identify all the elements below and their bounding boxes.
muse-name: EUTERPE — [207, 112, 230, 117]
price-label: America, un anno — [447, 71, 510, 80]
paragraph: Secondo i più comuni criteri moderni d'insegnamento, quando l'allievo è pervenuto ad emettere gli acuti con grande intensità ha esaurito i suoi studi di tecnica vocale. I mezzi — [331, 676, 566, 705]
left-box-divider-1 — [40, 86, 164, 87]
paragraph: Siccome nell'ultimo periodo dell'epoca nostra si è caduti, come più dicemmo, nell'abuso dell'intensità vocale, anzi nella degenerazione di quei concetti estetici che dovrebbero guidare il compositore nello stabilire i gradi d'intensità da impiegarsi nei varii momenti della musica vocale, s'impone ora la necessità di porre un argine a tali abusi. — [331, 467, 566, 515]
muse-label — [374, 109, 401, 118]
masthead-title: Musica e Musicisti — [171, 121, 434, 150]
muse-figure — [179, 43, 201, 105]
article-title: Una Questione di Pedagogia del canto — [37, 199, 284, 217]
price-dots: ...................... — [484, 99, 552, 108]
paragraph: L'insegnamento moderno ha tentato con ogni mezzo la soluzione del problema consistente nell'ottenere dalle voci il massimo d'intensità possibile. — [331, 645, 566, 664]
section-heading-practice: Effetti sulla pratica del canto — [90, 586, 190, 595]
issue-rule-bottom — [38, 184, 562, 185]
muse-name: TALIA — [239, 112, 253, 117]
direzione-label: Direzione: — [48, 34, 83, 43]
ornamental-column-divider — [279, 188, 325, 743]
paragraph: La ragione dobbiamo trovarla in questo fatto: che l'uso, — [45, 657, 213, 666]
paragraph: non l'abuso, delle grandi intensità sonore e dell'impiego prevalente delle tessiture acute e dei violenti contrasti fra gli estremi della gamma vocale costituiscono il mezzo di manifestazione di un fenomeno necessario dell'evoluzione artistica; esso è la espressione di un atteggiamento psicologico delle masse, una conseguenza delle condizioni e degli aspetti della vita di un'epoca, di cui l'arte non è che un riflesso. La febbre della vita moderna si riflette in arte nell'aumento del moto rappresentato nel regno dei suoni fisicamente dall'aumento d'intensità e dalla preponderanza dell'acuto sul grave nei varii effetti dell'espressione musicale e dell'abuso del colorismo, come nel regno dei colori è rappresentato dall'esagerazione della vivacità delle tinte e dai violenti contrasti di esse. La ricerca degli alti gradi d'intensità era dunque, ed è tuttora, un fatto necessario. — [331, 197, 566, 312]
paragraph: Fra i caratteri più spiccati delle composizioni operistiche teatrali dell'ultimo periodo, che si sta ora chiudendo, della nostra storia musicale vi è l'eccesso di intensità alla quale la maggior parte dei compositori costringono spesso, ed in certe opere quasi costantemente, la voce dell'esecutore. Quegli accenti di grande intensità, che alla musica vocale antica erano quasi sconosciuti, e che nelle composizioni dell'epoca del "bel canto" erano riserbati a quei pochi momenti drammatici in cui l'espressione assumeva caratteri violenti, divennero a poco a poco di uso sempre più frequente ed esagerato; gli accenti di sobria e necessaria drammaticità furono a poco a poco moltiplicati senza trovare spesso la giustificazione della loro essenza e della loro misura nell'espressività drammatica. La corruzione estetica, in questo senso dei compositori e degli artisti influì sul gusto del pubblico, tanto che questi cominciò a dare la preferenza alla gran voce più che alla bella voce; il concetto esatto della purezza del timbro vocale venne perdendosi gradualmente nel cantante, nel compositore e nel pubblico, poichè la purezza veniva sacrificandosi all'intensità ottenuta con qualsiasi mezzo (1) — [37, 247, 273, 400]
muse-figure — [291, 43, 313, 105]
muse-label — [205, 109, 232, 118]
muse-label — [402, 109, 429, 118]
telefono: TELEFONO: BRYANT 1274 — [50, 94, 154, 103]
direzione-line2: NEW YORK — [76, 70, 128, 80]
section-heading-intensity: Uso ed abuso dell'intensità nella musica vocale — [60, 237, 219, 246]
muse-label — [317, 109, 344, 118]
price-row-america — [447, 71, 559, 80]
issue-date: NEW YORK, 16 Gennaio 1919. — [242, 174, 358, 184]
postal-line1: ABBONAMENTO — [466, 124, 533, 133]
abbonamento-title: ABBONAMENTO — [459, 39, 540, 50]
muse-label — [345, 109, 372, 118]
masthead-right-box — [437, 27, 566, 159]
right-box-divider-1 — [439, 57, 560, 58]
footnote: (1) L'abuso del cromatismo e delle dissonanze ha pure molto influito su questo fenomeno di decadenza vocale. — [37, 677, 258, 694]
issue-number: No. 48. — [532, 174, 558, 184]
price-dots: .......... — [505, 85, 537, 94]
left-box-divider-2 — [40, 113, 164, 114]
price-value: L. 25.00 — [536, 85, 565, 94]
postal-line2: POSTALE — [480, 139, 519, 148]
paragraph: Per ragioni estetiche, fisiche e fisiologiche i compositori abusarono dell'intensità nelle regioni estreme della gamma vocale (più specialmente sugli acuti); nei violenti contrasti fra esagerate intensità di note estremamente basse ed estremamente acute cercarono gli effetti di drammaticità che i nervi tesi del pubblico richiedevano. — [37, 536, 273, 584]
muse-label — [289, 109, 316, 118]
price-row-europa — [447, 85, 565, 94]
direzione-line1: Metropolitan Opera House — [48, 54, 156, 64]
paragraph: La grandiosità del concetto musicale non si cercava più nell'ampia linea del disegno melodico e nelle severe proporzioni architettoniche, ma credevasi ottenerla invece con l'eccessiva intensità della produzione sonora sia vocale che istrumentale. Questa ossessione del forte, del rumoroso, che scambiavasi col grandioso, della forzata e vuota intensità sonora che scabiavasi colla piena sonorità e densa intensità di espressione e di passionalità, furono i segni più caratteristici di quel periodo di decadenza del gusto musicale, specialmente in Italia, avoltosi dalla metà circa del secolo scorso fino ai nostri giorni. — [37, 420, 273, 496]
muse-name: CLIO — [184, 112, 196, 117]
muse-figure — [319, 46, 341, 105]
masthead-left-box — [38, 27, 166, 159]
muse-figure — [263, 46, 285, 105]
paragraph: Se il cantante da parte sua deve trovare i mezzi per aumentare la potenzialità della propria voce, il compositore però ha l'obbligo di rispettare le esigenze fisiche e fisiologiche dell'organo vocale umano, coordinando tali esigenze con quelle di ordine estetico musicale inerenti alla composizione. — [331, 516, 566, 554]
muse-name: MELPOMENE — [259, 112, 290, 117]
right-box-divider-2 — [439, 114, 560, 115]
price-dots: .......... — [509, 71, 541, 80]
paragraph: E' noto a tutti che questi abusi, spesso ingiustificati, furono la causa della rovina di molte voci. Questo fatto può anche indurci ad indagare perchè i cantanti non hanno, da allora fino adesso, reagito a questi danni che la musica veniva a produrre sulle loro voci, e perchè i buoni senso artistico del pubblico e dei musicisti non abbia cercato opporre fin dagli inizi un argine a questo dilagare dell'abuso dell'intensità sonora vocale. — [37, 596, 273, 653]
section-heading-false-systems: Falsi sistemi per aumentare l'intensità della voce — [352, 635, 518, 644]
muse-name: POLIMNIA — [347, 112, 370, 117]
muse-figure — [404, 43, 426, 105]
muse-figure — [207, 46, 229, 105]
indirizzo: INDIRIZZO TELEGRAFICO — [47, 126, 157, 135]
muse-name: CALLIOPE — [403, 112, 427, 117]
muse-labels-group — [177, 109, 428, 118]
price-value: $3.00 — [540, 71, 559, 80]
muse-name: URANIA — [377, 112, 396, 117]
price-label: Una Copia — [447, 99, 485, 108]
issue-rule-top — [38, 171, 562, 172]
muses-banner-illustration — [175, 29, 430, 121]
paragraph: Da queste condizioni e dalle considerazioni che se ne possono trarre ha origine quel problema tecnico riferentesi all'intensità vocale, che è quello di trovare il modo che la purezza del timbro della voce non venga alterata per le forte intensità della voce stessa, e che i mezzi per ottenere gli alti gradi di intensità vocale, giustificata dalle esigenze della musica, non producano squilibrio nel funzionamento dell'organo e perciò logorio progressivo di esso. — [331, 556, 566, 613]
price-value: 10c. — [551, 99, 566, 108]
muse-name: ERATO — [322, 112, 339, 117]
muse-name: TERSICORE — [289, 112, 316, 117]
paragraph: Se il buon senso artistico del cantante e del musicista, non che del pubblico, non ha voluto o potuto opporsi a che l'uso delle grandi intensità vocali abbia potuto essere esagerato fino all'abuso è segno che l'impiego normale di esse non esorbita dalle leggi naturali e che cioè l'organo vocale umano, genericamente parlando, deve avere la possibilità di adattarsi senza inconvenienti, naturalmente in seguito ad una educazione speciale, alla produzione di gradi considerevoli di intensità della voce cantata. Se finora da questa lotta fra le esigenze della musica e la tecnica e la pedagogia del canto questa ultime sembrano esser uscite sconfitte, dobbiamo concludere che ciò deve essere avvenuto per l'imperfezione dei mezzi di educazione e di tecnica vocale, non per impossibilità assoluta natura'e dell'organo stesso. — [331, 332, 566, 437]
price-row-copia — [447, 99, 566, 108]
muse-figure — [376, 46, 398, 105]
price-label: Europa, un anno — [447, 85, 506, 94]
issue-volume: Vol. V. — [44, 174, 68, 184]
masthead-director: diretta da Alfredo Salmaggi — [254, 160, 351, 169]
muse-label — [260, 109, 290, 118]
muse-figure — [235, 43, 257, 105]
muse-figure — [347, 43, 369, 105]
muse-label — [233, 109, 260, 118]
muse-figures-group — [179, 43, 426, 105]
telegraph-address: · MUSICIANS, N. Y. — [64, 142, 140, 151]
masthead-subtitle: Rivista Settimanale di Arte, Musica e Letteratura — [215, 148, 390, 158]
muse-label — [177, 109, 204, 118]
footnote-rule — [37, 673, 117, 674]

⁂

◆ **What is required**
Quote the rows word for word, from the first one through the row containing "paragraph: La ragione", including that row.

◆ **Output**
identify all the elements below and their bounding boxes.
muse-name: EUTERPE — [207, 112, 230, 117]
price-label: America, un anno — [447, 71, 510, 80]
paragraph: Secondo i più comuni criteri moderni d'insegnamento, quando l'allievo è pervenuto ad emettere gli acuti con grande intensità ha esaurito i suoi studi di tecnica vocale. I mezzi — [331, 676, 566, 705]
left-box-divider-1 — [40, 86, 164, 87]
paragraph: Siccome nell'ultimo periodo dell'epoca nostra si è caduti, come più dicemmo, nell'abuso dell'intensità vocale, anzi nella degenerazione di quei concetti estetici che dovrebbero guidare il compositore nello stabilire i gradi d'intensità da impiegarsi nei varii momenti della musica vocale, s'impone ora la necessità di porre un argine a tali abusi. — [331, 467, 566, 515]
muse-label — [374, 109, 401, 118]
masthead-title: Musica e Musicisti — [171, 121, 434, 150]
muse-figure — [179, 43, 201, 105]
article-title: Una Questione di Pedagogia del canto — [37, 199, 284, 217]
price-dots: ...................... — [484, 99, 552, 108]
paragraph: L'insegnamento moderno ha tentato con ogni mezzo la soluzione del problema consistente nell'ottenere dalle voci il massimo d'intensità possibile. — [331, 645, 566, 664]
section-heading-practice: Effetti sulla pratica del canto — [90, 586, 190, 595]
issue-rule-bottom — [38, 184, 562, 185]
muse-name: TALIA — [239, 112, 253, 117]
direzione-label: Direzione: — [48, 34, 83, 43]
ornamental-column-divider — [279, 188, 325, 743]
paragraph: La ragione dobbiamo trovarla in questo fatto: che l'uso, — [45, 657, 213, 666]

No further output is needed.